_CHALLENGE_
Quote the records that follow in full and exactly; leave out the pictures.

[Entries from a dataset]
=====
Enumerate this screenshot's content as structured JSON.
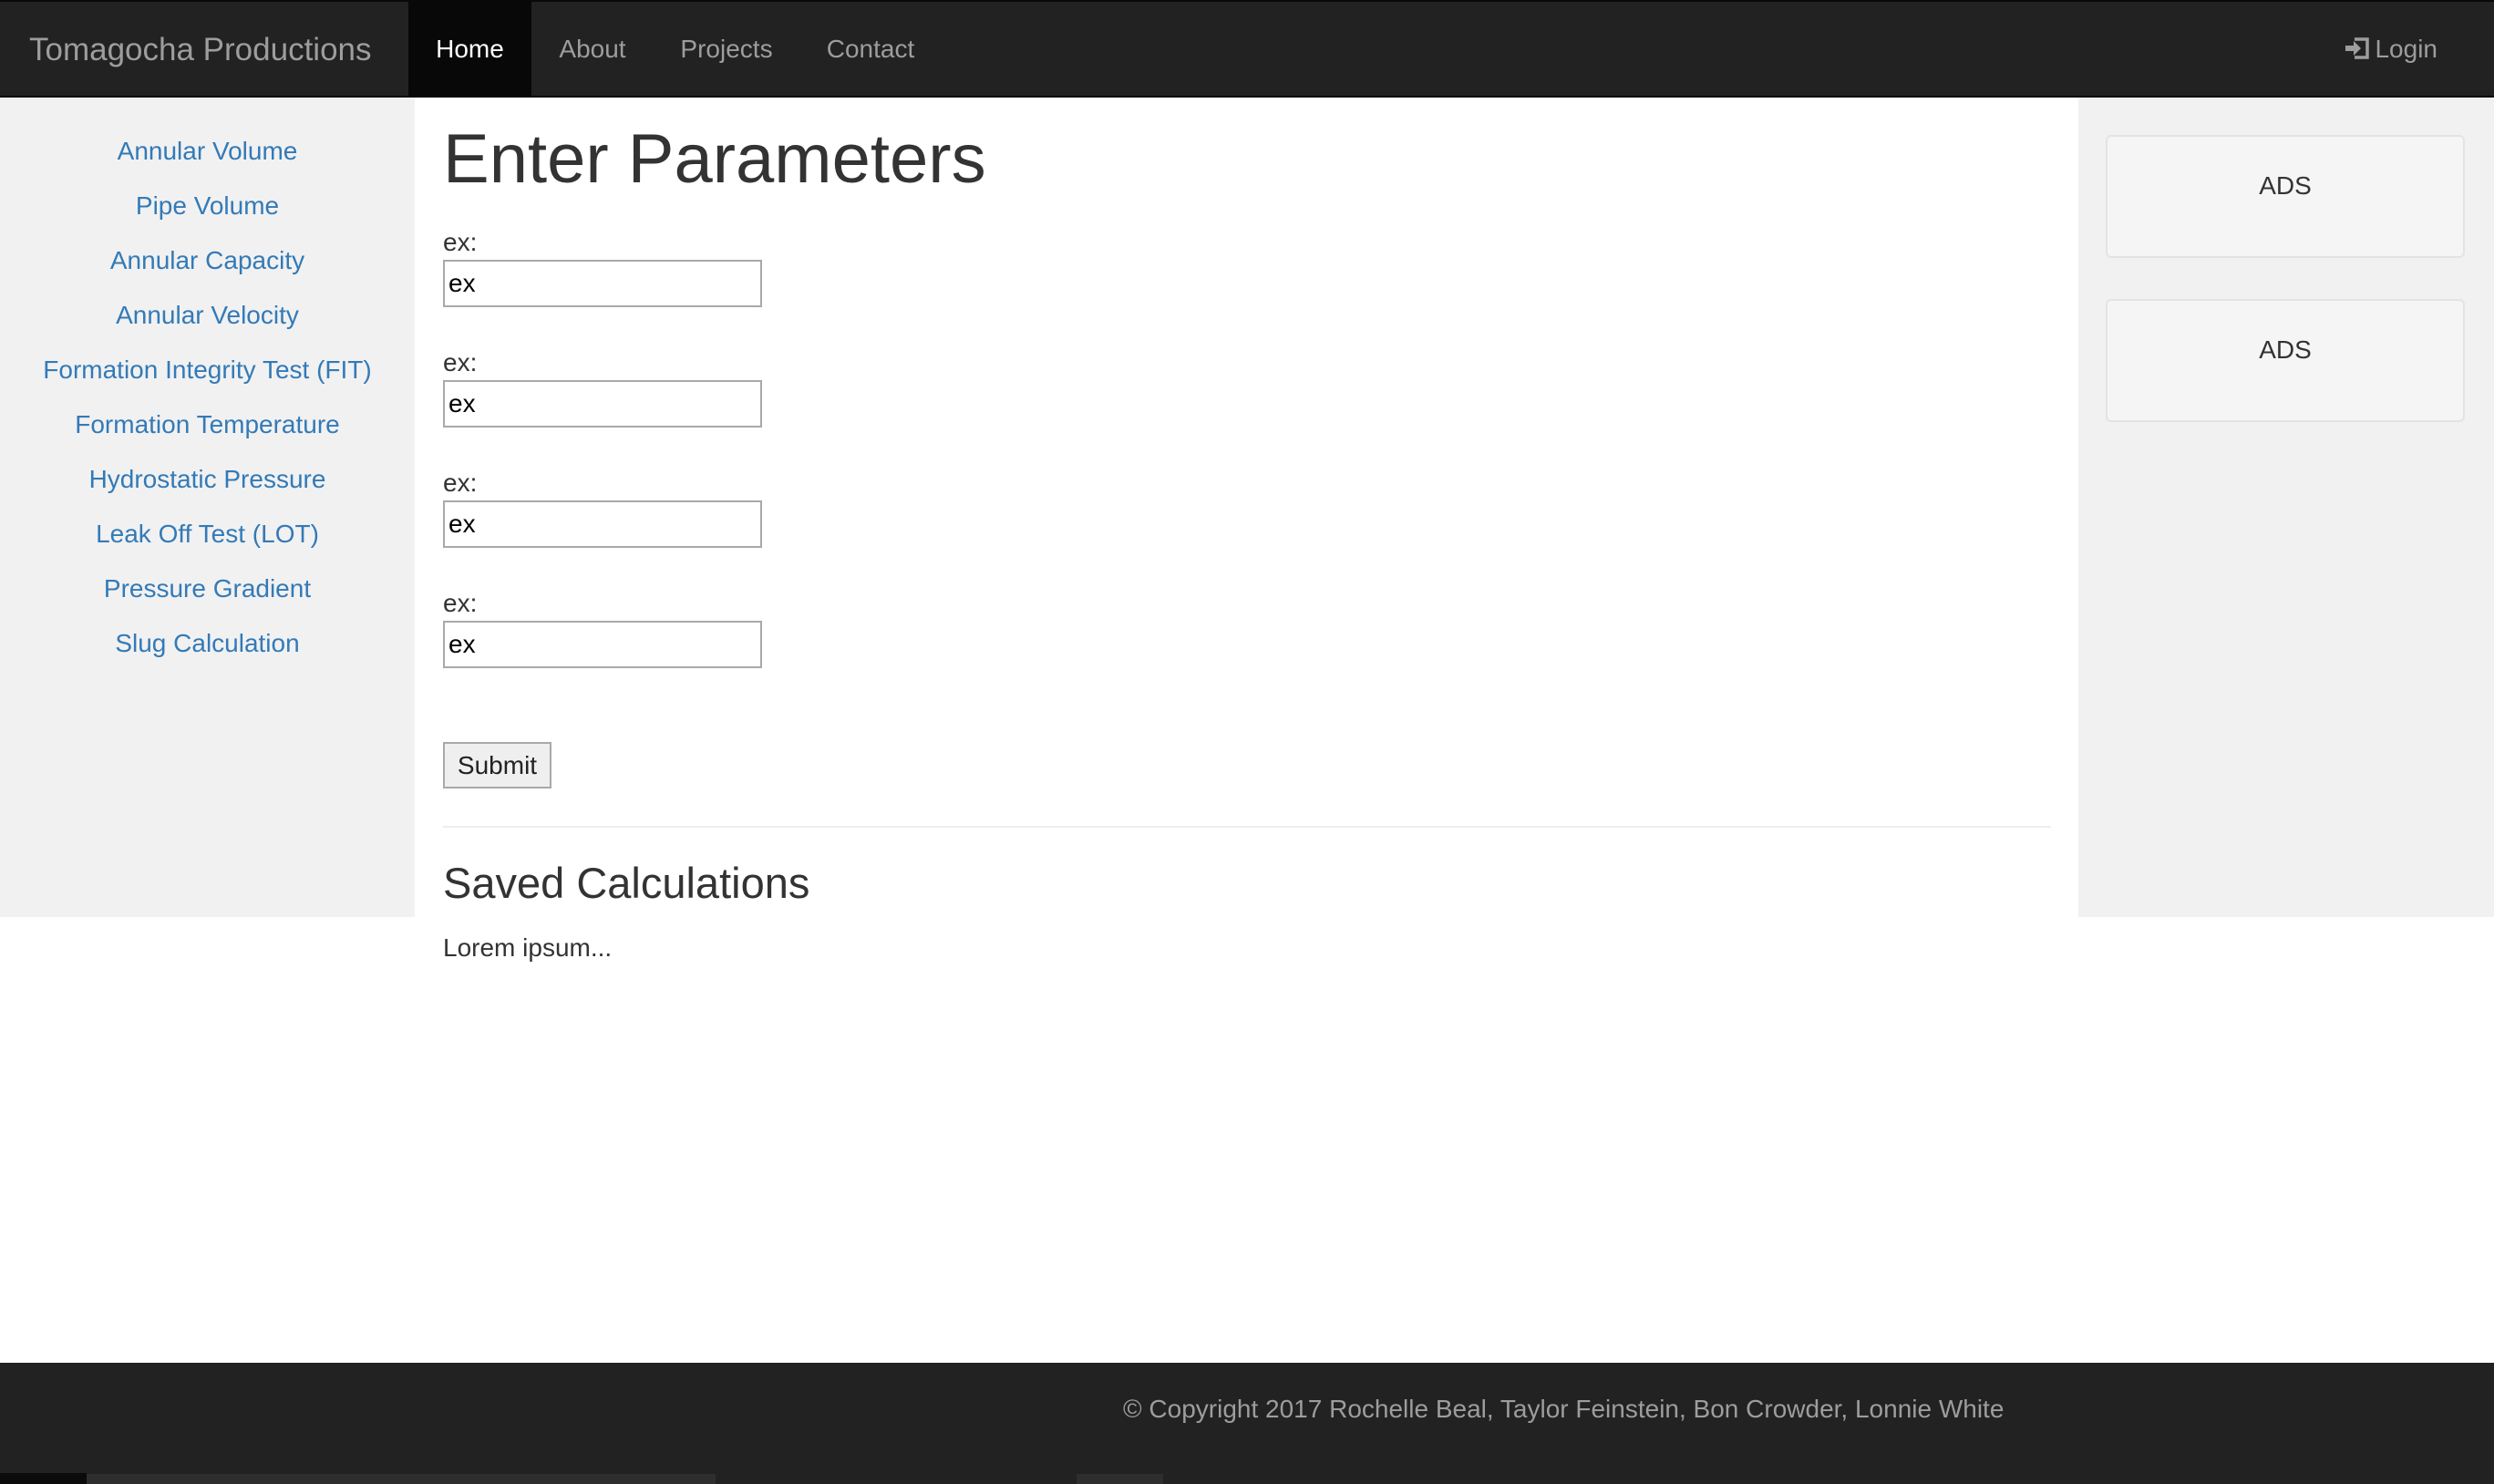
{
  "navbar": {
    "brand": "Tomagocha Productions",
    "items": [
      {
        "label": "Home",
        "active": true
      },
      {
        "label": "About",
        "active": false
      },
      {
        "label": "Projects",
        "active": false
      },
      {
        "label": "Contact",
        "active": false
      }
    ],
    "login_label": "Login",
    "login_icon": "log-in-icon"
  },
  "sidebar": {
    "links": [
      "Annular Volume",
      "Pipe Volume",
      "Annular Capacity",
      "Annular Velocity",
      "Formation Integrity Test (FIT)",
      "Formation Temperature",
      "Hydrostatic Pressure",
      "Leak Off Test (LOT)",
      "Pressure Gradient",
      "Slug Calculation"
    ]
  },
  "main": {
    "title": "Enter Parameters",
    "fields": [
      {
        "label": "ex:",
        "value": "ex"
      },
      {
        "label": "ex:",
        "value": "ex"
      },
      {
        "label": "ex:",
        "value": "ex"
      },
      {
        "label": "ex:",
        "value": "ex"
      }
    ],
    "submit_label": "Submit",
    "saved_title": "Saved Calculations",
    "saved_text": "Lorem ipsum..."
  },
  "ads": [
    "ADS",
    "ADS"
  ],
  "footer": {
    "copyright": "© Copyright 2017 Rochelle Beal, Taylor Feinstein, Bon Crowder, Lonnie White"
  },
  "colors": {
    "navbar_bg": "#222222",
    "nav_active_bg": "#080808",
    "link_blue": "#337ab7",
    "sidebar_bg": "#f1f1f1"
  }
}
=====
_WRITTEN SOLUTION_
Enumerate this screenshot's content as structured JSON.
{
  "navbar": {
    "brand": "Tomagocha Productions",
    "items": [
      {
        "label": "Home",
        "active": true
      },
      {
        "label": "About",
        "active": false
      },
      {
        "label": "Projects",
        "active": false
      },
      {
        "label": "Contact",
        "active": false
      }
    ],
    "login_label": "Login",
    "login_icon": "log-in-icon"
  },
  "sidebar": {
    "links": [
      "Annular Volume",
      "Pipe Volume",
      "Annular Capacity",
      "Annular Velocity",
      "Formation Integrity Test (FIT)",
      "Formation Temperature",
      "Hydrostatic Pressure",
      "Leak Off Test (LOT)",
      "Pressure Gradient",
      "Slug Calculation"
    ]
  },
  "main": {
    "title": "Enter Parameters",
    "fields": [
      {
        "label": "ex:",
        "value": "ex"
      },
      {
        "label": "ex:",
        "value": "ex"
      },
      {
        "label": "ex:",
        "value": "ex"
      },
      {
        "label": "ex:",
        "value": "ex"
      }
    ],
    "submit_label": "Submit",
    "saved_title": "Saved Calculations",
    "saved_text": "Lorem ipsum..."
  },
  "ads": [
    "ADS",
    "ADS"
  ],
  "footer": {
    "copyright": "© Copyright 2017 Rochelle Beal, Taylor Feinstein, Bon Crowder, Lonnie White"
  },
  "colors": {
    "navbar_bg": "#222222",
    "nav_active_bg": "#080808",
    "link_blue": "#337ab7",
    "sidebar_bg": "#f1f1f1"
  }
}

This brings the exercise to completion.